--- START ---
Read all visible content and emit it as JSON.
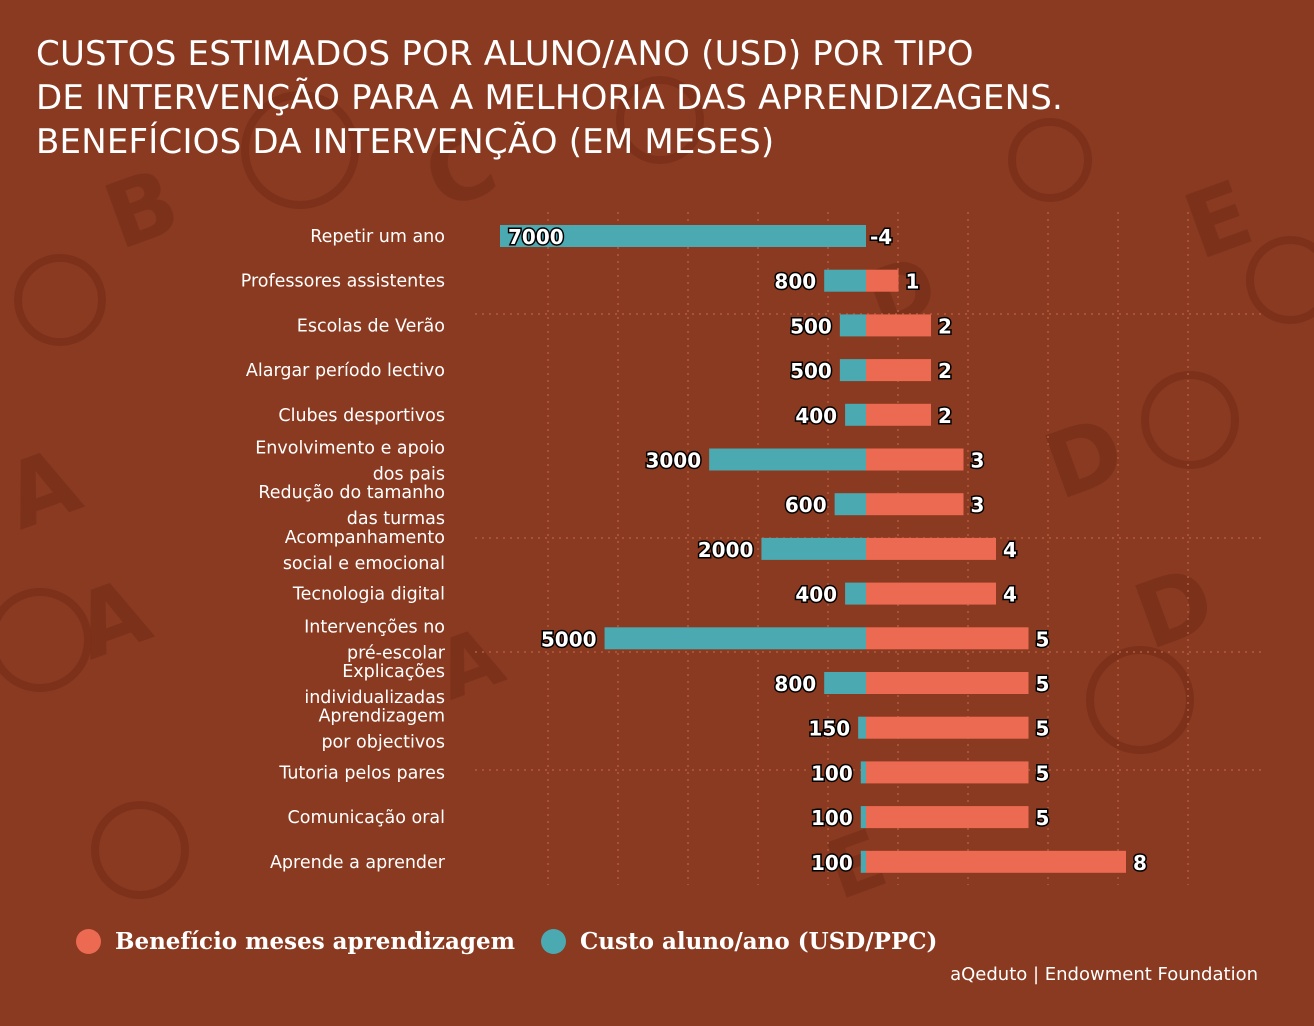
{
  "title_lines": [
    "CUSTOS ESTIMADOS POR ALUNO/ANO (USD) POR TIPO",
    "DE INTERVENÇÃO PARA A MELHORIA DAS APRENDIZAGENS.",
    "BENEFÍCIOS DA INTERVENÇÃO (EM MESES)"
  ],
  "colors": {
    "background": "#8a3a20",
    "benefit": "#ec6a52",
    "cost": "#4aa9b1",
    "text": "#ffffff"
  },
  "legend": {
    "benefit_label": "Benefício meses aprendizagem",
    "cost_label": "Custo aluno/ano (USD/PPC)"
  },
  "source": "aQeduto | Endowment Foundation",
  "chart_data": {
    "type": "bar",
    "orientation": "horizontal-diverging",
    "categories": [
      [
        "Repetir um ano"
      ],
      [
        "Professores assistentes"
      ],
      [
        "Escolas de Verão"
      ],
      [
        "Alargar período lectivo"
      ],
      [
        "Clubes desportivos"
      ],
      [
        "Envolvimento e apoio",
        "dos pais"
      ],
      [
        "Redução do tamanho",
        "das turmas"
      ],
      [
        "Acompanhamento",
        "social e emocional"
      ],
      [
        "Tecnologia digital"
      ],
      [
        "Intervenções no",
        "pré-escolar"
      ],
      [
        "Explicações",
        "individualizadas"
      ],
      [
        "Aprendizagem",
        "por objectivos"
      ],
      [
        "Tutoria pelos pares"
      ],
      [
        "Comunicação oral"
      ],
      [
        "Aprende a aprender"
      ]
    ],
    "series": [
      {
        "name": "Custo aluno/ano (USD/PPC)",
        "values": [
          7000,
          800,
          500,
          500,
          400,
          3000,
          600,
          2000,
          400,
          5000,
          800,
          150,
          100,
          100,
          100
        ]
      },
      {
        "name": "Benefício meses aprendizagem",
        "values": [
          -4,
          1,
          2,
          2,
          2,
          3,
          3,
          4,
          4,
          5,
          5,
          5,
          5,
          5,
          8
        ]
      }
    ],
    "cost_range": [
      0,
      7000
    ],
    "benefit_range": [
      0,
      8
    ],
    "legend_position": "bottom-left",
    "grid": true
  }
}
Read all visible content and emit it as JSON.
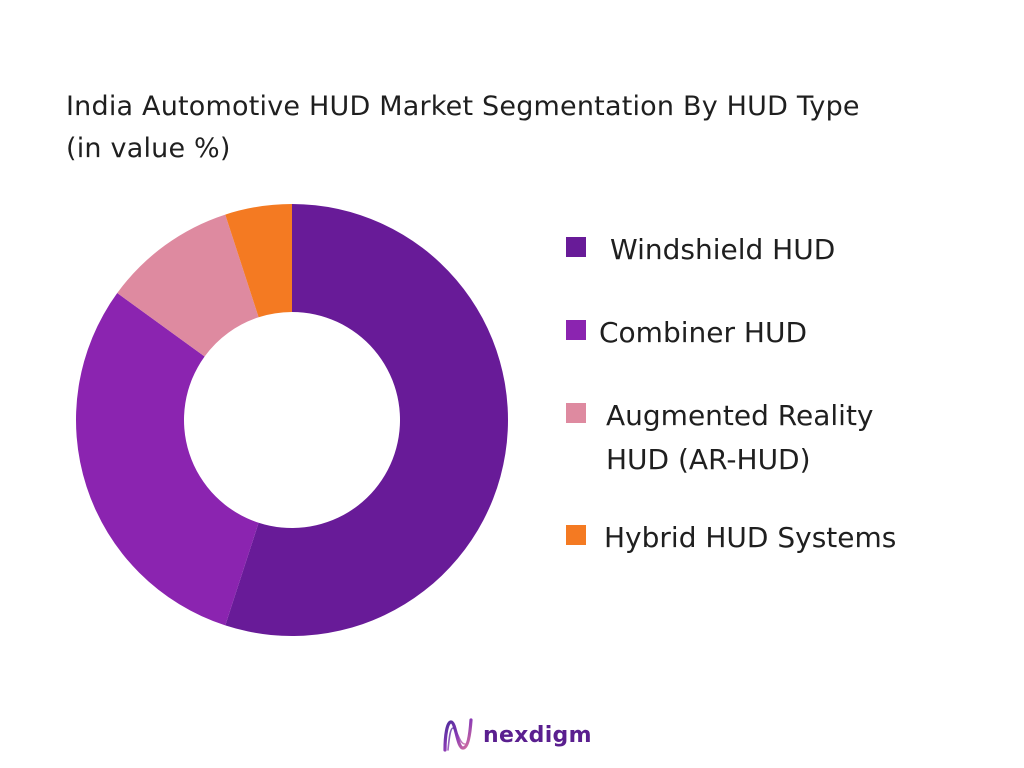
{
  "chart_data": {
    "type": "pie",
    "title_line1": "India Automotive HUD Market Segmentation By HUD Type",
    "title_line2": "(in value %)",
    "categories": [
      "Windshield HUD",
      "Combiner HUD",
      "Augmented Reality HUD (AR-HUD)",
      "Hybrid HUD Systems"
    ],
    "values": [
      55,
      30,
      10,
      5
    ],
    "colors": [
      "#681b98",
      "#8b24b0",
      "#de8aa0",
      "#f47a22"
    ],
    "legend_position": "right",
    "donut": true,
    "legend": [
      {
        "label": "Windshield HUD",
        "color": "#681b98"
      },
      {
        "label": "Combiner HUD",
        "color": "#8b24b0"
      },
      {
        "label": "Augmented Reality HUD (AR-HUD)",
        "color": "#de8aa0"
      },
      {
        "label": "Hybrid HUD Systems",
        "color": "#f47a22"
      }
    ]
  },
  "logo": {
    "text": "nexdigm",
    "icon": "nexdigm-wave-logo-icon",
    "color": "#5a1f8f"
  }
}
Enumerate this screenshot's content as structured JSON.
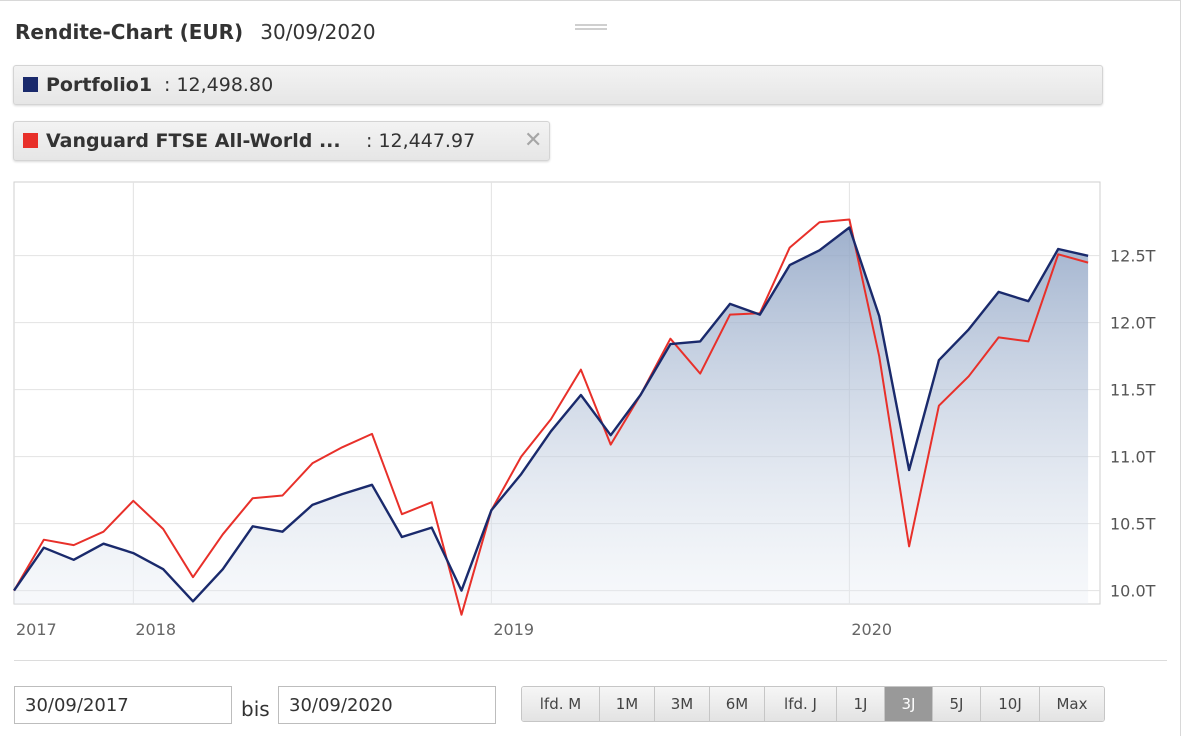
{
  "header": {
    "title": "Rendite-Chart (EUR)",
    "date": "30/09/2020"
  },
  "legend": [
    {
      "name": "Portfolio1",
      "separator": ":",
      "value": "12,498.80",
      "color": "#1a2a6c"
    },
    {
      "name": "Vanguard FTSE All-World ...",
      "separator": ":",
      "value": "12,447.97",
      "color": "#e8302a",
      "close_icon": "close-icon"
    }
  ],
  "controls": {
    "from_date": "30/09/2017",
    "to_label": "bis",
    "to_date": "30/09/2020",
    "ranges": [
      "lfd. M",
      "1M",
      "3M",
      "6M",
      "lfd. J",
      "1J",
      "3J",
      "5J",
      "10J",
      "Max"
    ],
    "active_range": "3J"
  },
  "chart_data": {
    "type": "line",
    "title": "Rendite-Chart (EUR)",
    "x_labels": [
      "2017",
      "2018",
      "2019",
      "2020"
    ],
    "x_label_positions": [
      0,
      4,
      16,
      28
    ],
    "y_ticks": [
      10000,
      10500,
      11000,
      11500,
      12000,
      12500
    ],
    "y_tick_labels": [
      "10.0T",
      "10.5T",
      "11.0T",
      "11.5T",
      "12.0T",
      "12.5T"
    ],
    "ylim": [
      9900,
      13050
    ],
    "xlim": [
      0,
      36.4
    ],
    "series": [
      {
        "name": "Portfolio1",
        "color": "#1a2a6c",
        "filled": true,
        "values": [
          10000,
          10320,
          10230,
          10350,
          10280,
          10160,
          9920,
          10160,
          10480,
          10440,
          10640,
          10720,
          10790,
          10400,
          10470,
          10000,
          10600,
          10870,
          11190,
          11460,
          11160,
          11460,
          11840,
          11860,
          12140,
          12060,
          12430,
          12540,
          12710,
          12050,
          10900,
          11720,
          11950,
          12230,
          12160,
          12550,
          12499
        ]
      },
      {
        "name": "Vanguard FTSE All-World ...",
        "color": "#e8302a",
        "filled": false,
        "values": [
          10000,
          10380,
          10340,
          10440,
          10670,
          10460,
          10100,
          10420,
          10690,
          10710,
          10950,
          11070,
          11170,
          10570,
          10660,
          9820,
          10600,
          11000,
          11280,
          11650,
          11090,
          11460,
          11880,
          11620,
          12060,
          12070,
          12560,
          12750,
          12770,
          11750,
          10330,
          11380,
          11600,
          11890,
          11860,
          12510,
          12448
        ]
      }
    ],
    "grid": true,
    "legend_position": "top-left"
  }
}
--- END ---
- Problem statement
Quote the material word for word, dropping any images it holds.

- Exercise response
Read all visible content and emit it as JSON.
{
  "title_lines": [
    "CUSTOS ESTIMADOS POR ALUNO/ANO (USD) POR TIPO",
    "DE INTERVENÇÃO PARA A MELHORIA DAS APRENDIZAGENS.",
    "BENEFÍCIOS DA INTERVENÇÃO (EM MESES)"
  ],
  "colors": {
    "background": "#8a3a20",
    "benefit": "#ec6a52",
    "cost": "#4aa9b1",
    "text": "#ffffff"
  },
  "legend": {
    "benefit_label": "Benefício meses aprendizagem",
    "cost_label": "Custo aluno/ano (USD/PPC)"
  },
  "source": "aQeduto | Endowment Foundation",
  "chart_data": {
    "type": "bar",
    "orientation": "horizontal-diverging",
    "categories": [
      [
        "Repetir um ano"
      ],
      [
        "Professores assistentes"
      ],
      [
        "Escolas de Verão"
      ],
      [
        "Alargar período lectivo"
      ],
      [
        "Clubes desportivos"
      ],
      [
        "Envolvimento e apoio",
        "dos pais"
      ],
      [
        "Redução do tamanho",
        "das turmas"
      ],
      [
        "Acompanhamento",
        "social e emocional"
      ],
      [
        "Tecnologia digital"
      ],
      [
        "Intervenções no",
        "pré-escolar"
      ],
      [
        "Explicações",
        "individualizadas"
      ],
      [
        "Aprendizagem",
        "por objectivos"
      ],
      [
        "Tutoria pelos pares"
      ],
      [
        "Comunicação oral"
      ],
      [
        "Aprende a aprender"
      ]
    ],
    "series": [
      {
        "name": "Custo aluno/ano (USD/PPC)",
        "values": [
          7000,
          800,
          500,
          500,
          400,
          3000,
          600,
          2000,
          400,
          5000,
          800,
          150,
          100,
          100,
          100
        ]
      },
      {
        "name": "Benefício meses aprendizagem",
        "values": [
          -4,
          1,
          2,
          2,
          2,
          3,
          3,
          4,
          4,
          5,
          5,
          5,
          5,
          5,
          8
        ]
      }
    ],
    "cost_range": [
      0,
      7000
    ],
    "benefit_range": [
      0,
      8
    ],
    "legend_position": "bottom-left",
    "grid": true
  }
}
Read all visible content and emit it as JSON.
{
  "chart_data": {
    "type": "pie",
    "title_line1": "India Automotive HUD Market Segmentation By HUD Type",
    "title_line2": "(in value %)",
    "categories": [
      "Windshield HUD",
      "Combiner HUD",
      "Augmented Reality HUD (AR-HUD)",
      "Hybrid HUD Systems"
    ],
    "values": [
      55,
      30,
      10,
      5
    ],
    "colors": [
      "#681b98",
      "#8b24b0",
      "#de8aa0",
      "#f47a22"
    ],
    "legend_position": "right",
    "donut": true,
    "legend": [
      {
        "label": "Windshield HUD",
        "color": "#681b98"
      },
      {
        "label": "Combiner HUD",
        "color": "#8b24b0"
      },
      {
        "label": "Augmented Reality HUD (AR-HUD)",
        "color": "#de8aa0"
      },
      {
        "label": "Hybrid HUD Systems",
        "color": "#f47a22"
      }
    ]
  },
  "logo": {
    "text": "nexdigm",
    "icon": "nexdigm-wave-logo-icon",
    "color": "#5a1f8f"
  }
}
Enumerate this screenshot's content as structured JSON.
{
  "header": {
    "title": "Rendite-Chart (EUR)",
    "date": "30/09/2020"
  },
  "legend": [
    {
      "name": "Portfolio1",
      "separator": ":",
      "value": "12,498.80",
      "color": "#1a2a6c"
    },
    {
      "name": "Vanguard FTSE All-World ...",
      "separator": ":",
      "value": "12,447.97",
      "color": "#e8302a",
      "close_icon": "close-icon"
    }
  ],
  "controls": {
    "from_date": "30/09/2017",
    "to_label": "bis",
    "to_date": "30/09/2020",
    "ranges": [
      "lfd. M",
      "1M",
      "3M",
      "6M",
      "lfd. J",
      "1J",
      "3J",
      "5J",
      "10J",
      "Max"
    ],
    "active_range": "3J"
  },
  "chart_data": {
    "type": "line",
    "title": "Rendite-Chart (EUR)",
    "x_labels": [
      "2017",
      "2018",
      "2019",
      "2020"
    ],
    "x_label_positions": [
      0,
      4,
      16,
      28
    ],
    "y_ticks": [
      10000,
      10500,
      11000,
      11500,
      12000,
      12500
    ],
    "y_tick_labels": [
      "10.0T",
      "10.5T",
      "11.0T",
      "11.5T",
      "12.0T",
      "12.5T"
    ],
    "ylim": [
      9900,
      13050
    ],
    "xlim": [
      0,
      36.4
    ],
    "series": [
      {
        "name": "Portfolio1",
        "color": "#1a2a6c",
        "filled": true,
        "values": [
          10000,
          10320,
          10230,
          10350,
          10280,
          10160,
          9920,
          10160,
          10480,
          10440,
          10640,
          10720,
          10790,
          10400,
          10470,
          10000,
          10600,
          10870,
          11190,
          11460,
          11160,
          11460,
          11840,
          11860,
          12140,
          12060,
          12430,
          12540,
          12710,
          12050,
          10900,
          11720,
          11950,
          12230,
          12160,
          12550,
          12499
        ]
      },
      {
        "name": "Vanguard FTSE All-World ...",
        "color": "#e8302a",
        "filled": false,
        "values": [
          10000,
          10380,
          10340,
          10440,
          10670,
          10460,
          10100,
          10420,
          10690,
          10710,
          10950,
          11070,
          11170,
          10570,
          10660,
          9820,
          10600,
          11000,
          11280,
          11650,
          11090,
          11460,
          11880,
          11620,
          12060,
          12070,
          12560,
          12750,
          12770,
          11750,
          10330,
          11380,
          11600,
          11890,
          11860,
          12510,
          12448
        ]
      }
    ],
    "grid": true,
    "legend_position": "top-left"
  }
}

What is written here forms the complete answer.